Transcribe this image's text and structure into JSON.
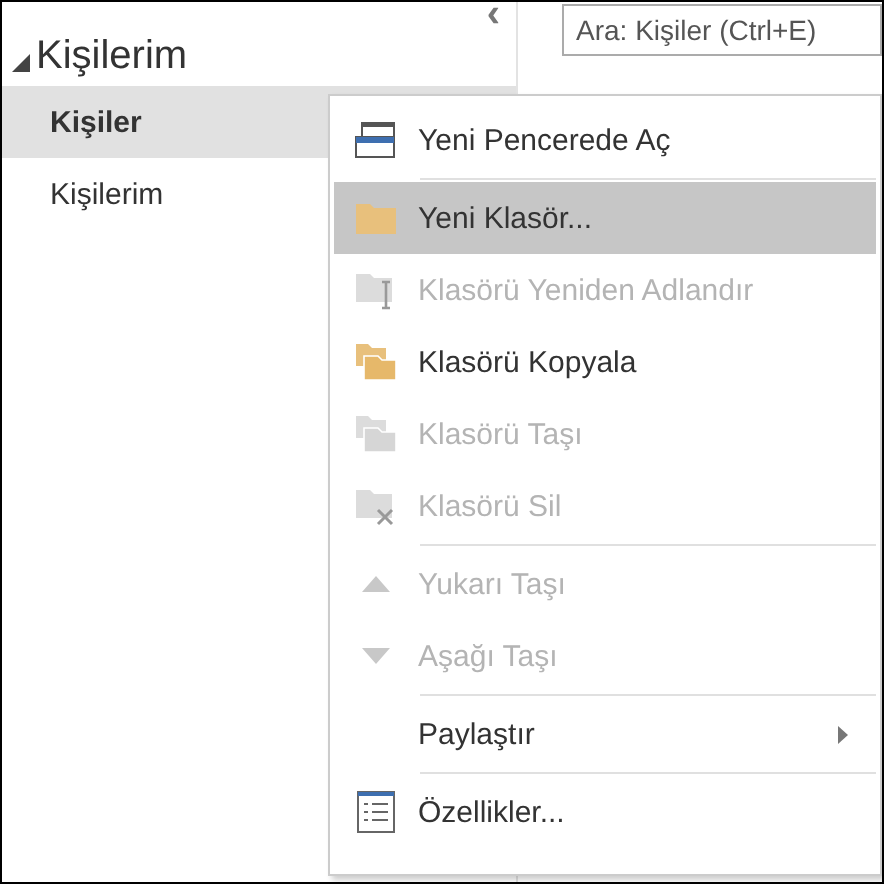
{
  "sidebar": {
    "collapse_glyph": "‹",
    "header": {
      "label": "Kişilerim",
      "expanded": true
    },
    "items": [
      {
        "label": "Kişiler",
        "selected": true
      },
      {
        "label": "Kişilerim",
        "selected": false
      }
    ]
  },
  "search": {
    "placeholder": "Ara: Kişiler (Ctrl+E)"
  },
  "context_menu": {
    "items": [
      {
        "kind": "item",
        "label": "Yeni Pencerede Aç",
        "disabled": false,
        "selected": false,
        "submenu": false
      },
      {
        "kind": "separator"
      },
      {
        "kind": "item",
        "label": "Yeni Klasör...",
        "disabled": false,
        "selected": true,
        "submenu": false
      },
      {
        "kind": "item",
        "label": "Klasörü Yeniden Adlandır",
        "disabled": true,
        "selected": false,
        "submenu": false
      },
      {
        "kind": "item",
        "label": "Klasörü Kopyala",
        "disabled": false,
        "selected": false,
        "submenu": false
      },
      {
        "kind": "item",
        "label": "Klasörü Taşı",
        "disabled": true,
        "selected": false,
        "submenu": false
      },
      {
        "kind": "item",
        "label": "Klasörü Sil",
        "disabled": true,
        "selected": false,
        "submenu": false
      },
      {
        "kind": "separator"
      },
      {
        "kind": "item",
        "label": "Yukarı Taşı",
        "disabled": true,
        "selected": false,
        "submenu": false
      },
      {
        "kind": "item",
        "label": "Aşağı Taşı",
        "disabled": true,
        "selected": false,
        "submenu": false
      },
      {
        "kind": "separator"
      },
      {
        "kind": "item",
        "label": "Paylaştır",
        "disabled": false,
        "selected": false,
        "submenu": true
      },
      {
        "kind": "separator"
      },
      {
        "kind": "item",
        "label": "Özellikler...",
        "disabled": false,
        "selected": false,
        "submenu": false
      }
    ]
  }
}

WHAT IS ASKED:
Scan the listing above and copy all lines containing the word "Klasörü".

RESULT FOR THIS TASK:
        "label": "Klasörü Yeniden Adlandır",
        "label": "Klasörü Kopyala",
        "label": "Klasörü Taşı",
        "label": "Klasörü Sil",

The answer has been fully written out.